### WHAT YOU HAVE TO DO
Produce a word-for-word copy of the listing below without its pictures.

### SUPPLIED MATERIAL
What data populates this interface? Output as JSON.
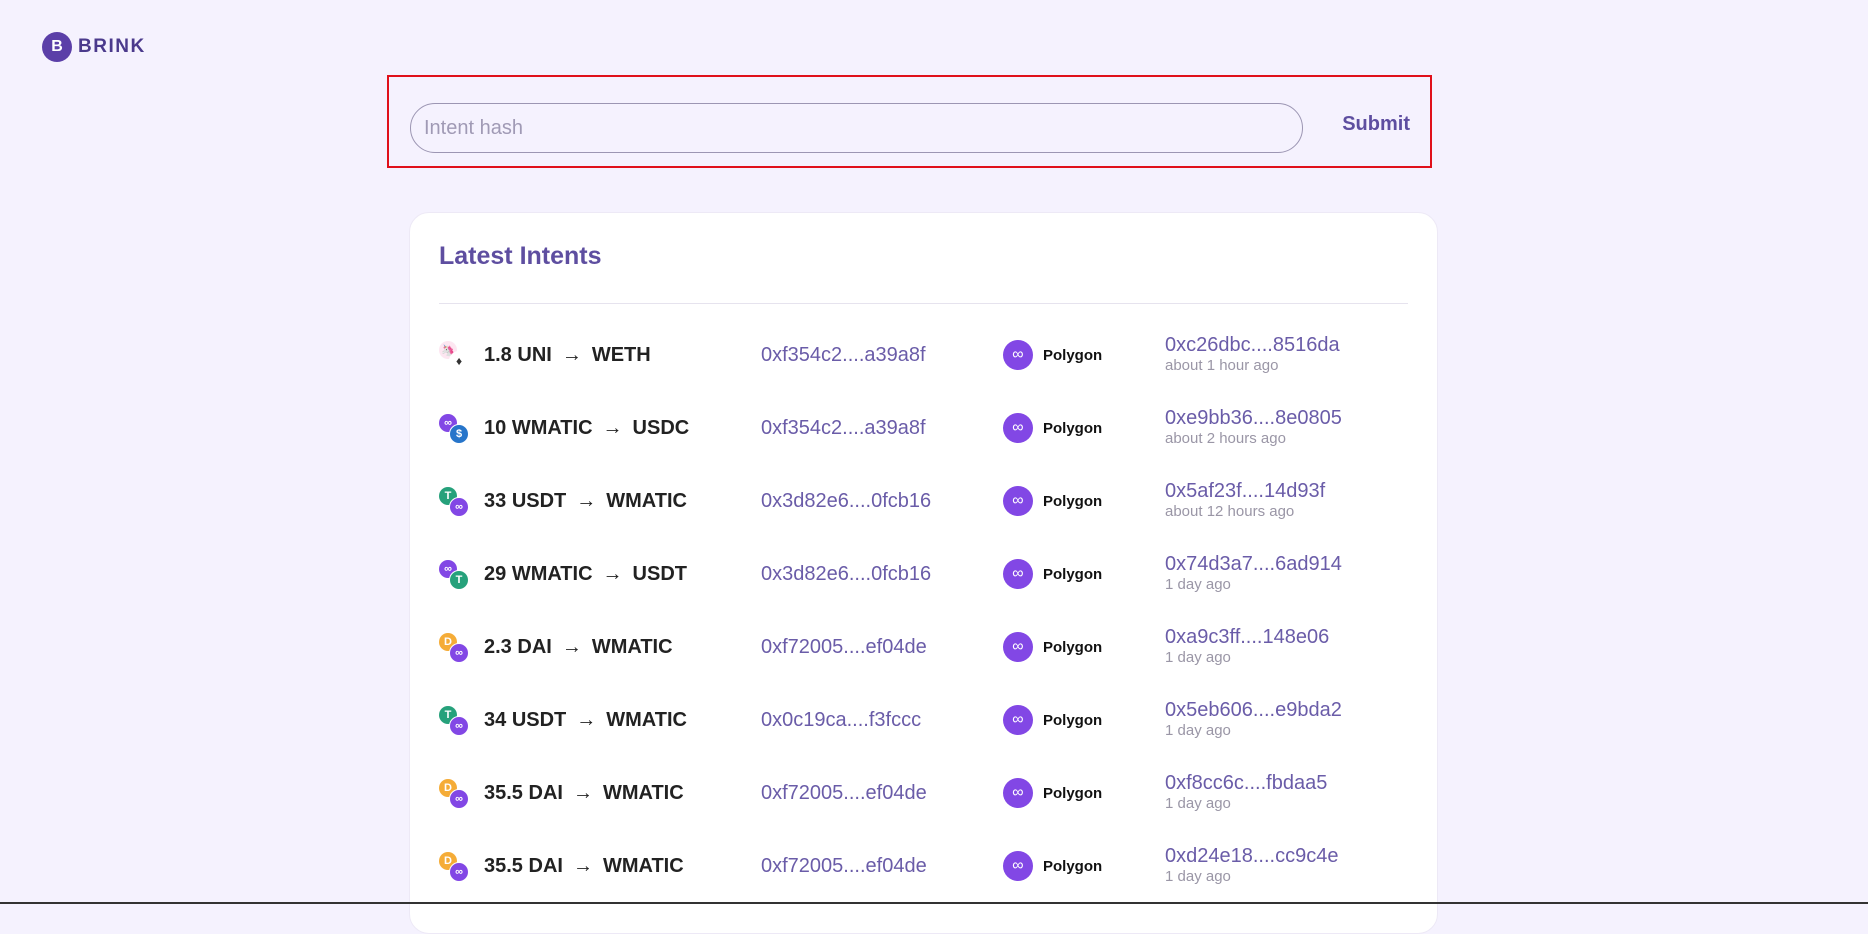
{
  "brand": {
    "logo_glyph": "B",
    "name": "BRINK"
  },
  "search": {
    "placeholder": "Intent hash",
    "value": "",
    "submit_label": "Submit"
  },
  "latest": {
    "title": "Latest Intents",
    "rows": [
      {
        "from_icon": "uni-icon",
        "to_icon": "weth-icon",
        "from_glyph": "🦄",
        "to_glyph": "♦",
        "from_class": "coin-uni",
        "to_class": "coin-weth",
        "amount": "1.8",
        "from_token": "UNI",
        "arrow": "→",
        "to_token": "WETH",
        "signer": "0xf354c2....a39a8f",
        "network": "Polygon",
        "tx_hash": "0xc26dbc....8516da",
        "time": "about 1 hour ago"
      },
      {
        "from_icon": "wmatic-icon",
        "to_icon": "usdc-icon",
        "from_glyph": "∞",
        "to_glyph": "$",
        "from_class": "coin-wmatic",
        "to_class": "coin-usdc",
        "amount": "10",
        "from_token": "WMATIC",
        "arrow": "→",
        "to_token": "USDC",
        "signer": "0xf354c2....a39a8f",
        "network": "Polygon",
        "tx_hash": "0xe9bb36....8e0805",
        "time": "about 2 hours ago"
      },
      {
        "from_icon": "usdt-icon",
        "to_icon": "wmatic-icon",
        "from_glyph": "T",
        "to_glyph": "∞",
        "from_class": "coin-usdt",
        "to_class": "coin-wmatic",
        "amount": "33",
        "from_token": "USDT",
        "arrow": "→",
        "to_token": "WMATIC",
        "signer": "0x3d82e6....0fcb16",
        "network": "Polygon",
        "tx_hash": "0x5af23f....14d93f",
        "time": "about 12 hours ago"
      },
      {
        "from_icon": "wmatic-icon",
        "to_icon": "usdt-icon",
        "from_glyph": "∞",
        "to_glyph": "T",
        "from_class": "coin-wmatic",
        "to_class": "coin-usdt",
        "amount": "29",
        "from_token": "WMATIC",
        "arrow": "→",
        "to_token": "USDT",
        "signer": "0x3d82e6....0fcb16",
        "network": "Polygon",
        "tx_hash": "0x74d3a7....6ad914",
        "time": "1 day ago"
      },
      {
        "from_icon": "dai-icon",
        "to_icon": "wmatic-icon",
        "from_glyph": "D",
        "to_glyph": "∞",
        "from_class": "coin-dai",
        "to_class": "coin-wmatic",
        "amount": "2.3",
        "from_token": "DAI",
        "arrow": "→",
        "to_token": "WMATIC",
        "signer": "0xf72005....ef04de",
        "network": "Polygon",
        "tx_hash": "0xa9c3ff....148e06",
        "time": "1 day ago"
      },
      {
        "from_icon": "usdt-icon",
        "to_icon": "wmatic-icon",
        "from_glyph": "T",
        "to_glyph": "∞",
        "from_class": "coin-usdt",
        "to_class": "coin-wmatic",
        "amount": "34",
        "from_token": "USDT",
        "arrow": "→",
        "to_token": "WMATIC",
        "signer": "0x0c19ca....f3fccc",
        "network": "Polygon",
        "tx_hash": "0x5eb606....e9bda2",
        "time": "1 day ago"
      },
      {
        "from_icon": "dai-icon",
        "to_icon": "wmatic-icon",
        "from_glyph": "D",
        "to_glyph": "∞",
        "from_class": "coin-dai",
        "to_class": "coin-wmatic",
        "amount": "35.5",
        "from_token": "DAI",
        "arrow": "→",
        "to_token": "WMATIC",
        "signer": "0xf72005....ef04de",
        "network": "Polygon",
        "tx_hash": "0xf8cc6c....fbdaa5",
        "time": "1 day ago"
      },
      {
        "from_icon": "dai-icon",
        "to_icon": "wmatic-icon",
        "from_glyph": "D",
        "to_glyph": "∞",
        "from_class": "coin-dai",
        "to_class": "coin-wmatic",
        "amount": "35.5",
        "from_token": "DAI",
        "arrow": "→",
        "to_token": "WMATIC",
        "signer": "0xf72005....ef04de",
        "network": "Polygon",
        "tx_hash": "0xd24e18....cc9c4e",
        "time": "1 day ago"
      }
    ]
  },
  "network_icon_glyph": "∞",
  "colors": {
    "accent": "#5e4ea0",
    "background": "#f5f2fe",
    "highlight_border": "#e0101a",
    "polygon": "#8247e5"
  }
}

### TASK RESULT
What data populates this interface? Output as JSON.
{
  "brand": {
    "logo_glyph": "B",
    "name": "BRINK"
  },
  "search": {
    "placeholder": "Intent hash",
    "value": "",
    "submit_label": "Submit"
  },
  "latest": {
    "title": "Latest Intents",
    "rows": [
      {
        "from_icon": "uni-icon",
        "to_icon": "weth-icon",
        "from_glyph": "🦄",
        "to_glyph": "♦",
        "from_class": "coin-uni",
        "to_class": "coin-weth",
        "amount": "1.8",
        "from_token": "UNI",
        "arrow": "→",
        "to_token": "WETH",
        "signer": "0xf354c2....a39a8f",
        "network": "Polygon",
        "tx_hash": "0xc26dbc....8516da",
        "time": "about 1 hour ago"
      },
      {
        "from_icon": "wmatic-icon",
        "to_icon": "usdc-icon",
        "from_glyph": "∞",
        "to_glyph": "$",
        "from_class": "coin-wmatic",
        "to_class": "coin-usdc",
        "amount": "10",
        "from_token": "WMATIC",
        "arrow": "→",
        "to_token": "USDC",
        "signer": "0xf354c2....a39a8f",
        "network": "Polygon",
        "tx_hash": "0xe9bb36....8e0805",
        "time": "about 2 hours ago"
      },
      {
        "from_icon": "usdt-icon",
        "to_icon": "wmatic-icon",
        "from_glyph": "T",
        "to_glyph": "∞",
        "from_class": "coin-usdt",
        "to_class": "coin-wmatic",
        "amount": "33",
        "from_token": "USDT",
        "arrow": "→",
        "to_token": "WMATIC",
        "signer": "0x3d82e6....0fcb16",
        "network": "Polygon",
        "tx_hash": "0x5af23f....14d93f",
        "time": "about 12 hours ago"
      },
      {
        "from_icon": "wmatic-icon",
        "to_icon": "usdt-icon",
        "from_glyph": "∞",
        "to_glyph": "T",
        "from_class": "coin-wmatic",
        "to_class": "coin-usdt",
        "amount": "29",
        "from_token": "WMATIC",
        "arrow": "→",
        "to_token": "USDT",
        "signer": "0x3d82e6....0fcb16",
        "network": "Polygon",
        "tx_hash": "0x74d3a7....6ad914",
        "time": "1 day ago"
      },
      {
        "from_icon": "dai-icon",
        "to_icon": "wmatic-icon",
        "from_glyph": "D",
        "to_glyph": "∞",
        "from_class": "coin-dai",
        "to_class": "coin-wmatic",
        "amount": "2.3",
        "from_token": "DAI",
        "arrow": "→",
        "to_token": "WMATIC",
        "signer": "0xf72005....ef04de",
        "network": "Polygon",
        "tx_hash": "0xa9c3ff....148e06",
        "time": "1 day ago"
      },
      {
        "from_icon": "usdt-icon",
        "to_icon": "wmatic-icon",
        "from_glyph": "T",
        "to_glyph": "∞",
        "from_class": "coin-usdt",
        "to_class": "coin-wmatic",
        "amount": "34",
        "from_token": "USDT",
        "arrow": "→",
        "to_token": "WMATIC",
        "signer": "0x0c19ca....f3fccc",
        "network": "Polygon",
        "tx_hash": "0x5eb606....e9bda2",
        "time": "1 day ago"
      },
      {
        "from_icon": "dai-icon",
        "to_icon": "wmatic-icon",
        "from_glyph": "D",
        "to_glyph": "∞",
        "from_class": "coin-dai",
        "to_class": "coin-wmatic",
        "amount": "35.5",
        "from_token": "DAI",
        "arrow": "→",
        "to_token": "WMATIC",
        "signer": "0xf72005....ef04de",
        "network": "Polygon",
        "tx_hash": "0xf8cc6c....fbdaa5",
        "time": "1 day ago"
      },
      {
        "from_icon": "dai-icon",
        "to_icon": "wmatic-icon",
        "from_glyph": "D",
        "to_glyph": "∞",
        "from_class": "coin-dai",
        "to_class": "coin-wmatic",
        "amount": "35.5",
        "from_token": "DAI",
        "arrow": "→",
        "to_token": "WMATIC",
        "signer": "0xf72005....ef04de",
        "network": "Polygon",
        "tx_hash": "0xd24e18....cc9c4e",
        "time": "1 day ago"
      }
    ]
  },
  "network_icon_glyph": "∞",
  "colors": {
    "accent": "#5e4ea0",
    "background": "#f5f2fe",
    "highlight_border": "#e0101a",
    "polygon": "#8247e5"
  }
}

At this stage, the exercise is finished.